Problem statement: Reproduce the lines below without any change.

Exercise data:
+ + +

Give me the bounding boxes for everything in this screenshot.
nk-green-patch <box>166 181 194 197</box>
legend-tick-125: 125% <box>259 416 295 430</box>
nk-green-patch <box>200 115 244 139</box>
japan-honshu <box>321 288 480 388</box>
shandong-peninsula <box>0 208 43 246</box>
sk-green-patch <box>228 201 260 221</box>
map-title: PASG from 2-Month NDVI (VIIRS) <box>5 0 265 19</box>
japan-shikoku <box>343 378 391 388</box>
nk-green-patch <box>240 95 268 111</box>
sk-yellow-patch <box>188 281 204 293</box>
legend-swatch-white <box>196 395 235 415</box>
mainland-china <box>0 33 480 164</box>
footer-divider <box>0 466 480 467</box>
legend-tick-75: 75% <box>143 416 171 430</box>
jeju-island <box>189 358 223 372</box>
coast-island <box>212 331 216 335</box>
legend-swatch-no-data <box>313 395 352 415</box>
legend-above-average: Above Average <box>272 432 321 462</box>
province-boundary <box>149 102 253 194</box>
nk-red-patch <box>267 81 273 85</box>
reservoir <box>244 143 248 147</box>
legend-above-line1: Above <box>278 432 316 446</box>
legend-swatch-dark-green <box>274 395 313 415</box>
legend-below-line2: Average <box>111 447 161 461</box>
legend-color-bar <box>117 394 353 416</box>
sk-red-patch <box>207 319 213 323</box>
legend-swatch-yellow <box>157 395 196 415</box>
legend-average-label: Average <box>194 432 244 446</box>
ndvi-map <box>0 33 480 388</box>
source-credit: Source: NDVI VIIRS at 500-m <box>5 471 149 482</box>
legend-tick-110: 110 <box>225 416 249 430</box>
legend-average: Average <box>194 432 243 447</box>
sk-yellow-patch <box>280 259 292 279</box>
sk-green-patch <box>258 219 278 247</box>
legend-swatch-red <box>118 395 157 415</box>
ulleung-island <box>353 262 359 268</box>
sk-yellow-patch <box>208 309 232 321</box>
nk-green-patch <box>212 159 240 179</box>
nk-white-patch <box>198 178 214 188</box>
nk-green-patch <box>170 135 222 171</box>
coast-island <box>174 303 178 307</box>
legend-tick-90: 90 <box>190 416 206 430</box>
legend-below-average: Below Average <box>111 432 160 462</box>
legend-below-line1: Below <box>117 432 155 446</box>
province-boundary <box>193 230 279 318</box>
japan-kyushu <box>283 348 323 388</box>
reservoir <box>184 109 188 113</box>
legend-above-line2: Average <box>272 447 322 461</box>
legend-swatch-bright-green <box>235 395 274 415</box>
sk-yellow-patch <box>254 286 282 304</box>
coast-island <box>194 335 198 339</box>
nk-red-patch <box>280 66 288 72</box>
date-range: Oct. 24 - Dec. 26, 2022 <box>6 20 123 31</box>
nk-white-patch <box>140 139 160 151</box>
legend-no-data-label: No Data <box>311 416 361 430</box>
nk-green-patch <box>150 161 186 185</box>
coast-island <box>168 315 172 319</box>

+ + +

Solution to this task:
Give me the bounding boxes for everything in this screenshot.
nk-green-patch <box>166 181 194 197</box>
legend-tick-125: 125% <box>259 416 295 430</box>
nk-green-patch <box>200 115 244 139</box>
japan-honshu <box>321 288 480 388</box>
shandong-peninsula <box>0 208 43 246</box>
sk-green-patch <box>228 201 260 221</box>
map-title: PASG from 2-Month NDVI (VIIRS) <box>5 0 265 19</box>
japan-shikoku <box>343 378 391 388</box>
nk-green-patch <box>240 95 268 111</box>
sk-yellow-patch <box>188 281 204 293</box>
legend-swatch-white <box>196 395 235 415</box>
mainland-china <box>0 33 480 164</box>
footer-divider <box>0 466 480 467</box>
legend-tick-75: 75% <box>143 416 171 430</box>
jeju-island <box>189 358 223 372</box>
coast-island <box>212 331 216 335</box>
legend-swatch-no-data <box>313 395 352 415</box>
legend-above-average: Above Average <box>272 432 321 462</box>
province-boundary <box>149 102 253 194</box>
nk-red-patch <box>267 81 273 85</box>
reservoir <box>244 143 248 147</box>
legend-above-line1: Above <box>278 432 316 446</box>
legend-swatch-dark-green <box>274 395 313 415</box>
legend-below-line2: Average <box>111 447 161 461</box>
legend-color-bar <box>117 394 353 416</box>
sk-red-patch <box>207 319 213 323</box>
legend-swatch-yellow <box>157 395 196 415</box>
legend-average-label: Average <box>194 432 244 446</box>
ndvi-map <box>0 33 480 388</box>
source-credit: Source: NDVI VIIRS at 500-m <box>5 471 149 482</box>
legend-tick-110: 110 <box>225 416 249 430</box>
legend-average: Average <box>194 432 243 447</box>
sk-yellow-patch <box>280 259 292 279</box>
sk-green-patch <box>258 219 278 247</box>
legend-swatch-red <box>118 395 157 415</box>
ulleung-island <box>353 262 359 268</box>
sk-yellow-patch <box>208 309 232 321</box>
nk-green-patch <box>212 159 240 179</box>
nk-white-patch <box>198 178 214 188</box>
nk-green-patch <box>170 135 222 171</box>
coast-island <box>174 303 178 307</box>
legend-tick-90: 90 <box>190 416 206 430</box>
legend-below-average: Below Average <box>111 432 160 462</box>
legend-below-line1: Below <box>117 432 155 446</box>
province-boundary <box>193 230 279 318</box>
japan-kyushu <box>283 348 323 388</box>
reservoir <box>184 109 188 113</box>
legend-above-line2: Average <box>272 447 322 461</box>
legend-swatch-bright-green <box>235 395 274 415</box>
sk-yellow-patch <box>254 286 282 304</box>
coast-island <box>194 335 198 339</box>
nk-red-patch <box>280 66 288 72</box>
date-range: Oct. 24 - Dec. 26, 2022 <box>6 20 123 31</box>
nk-white-patch <box>140 139 160 151</box>
legend-no-data-label: No Data <box>311 416 361 430</box>
nk-green-patch <box>150 161 186 185</box>
coast-island <box>168 315 172 319</box>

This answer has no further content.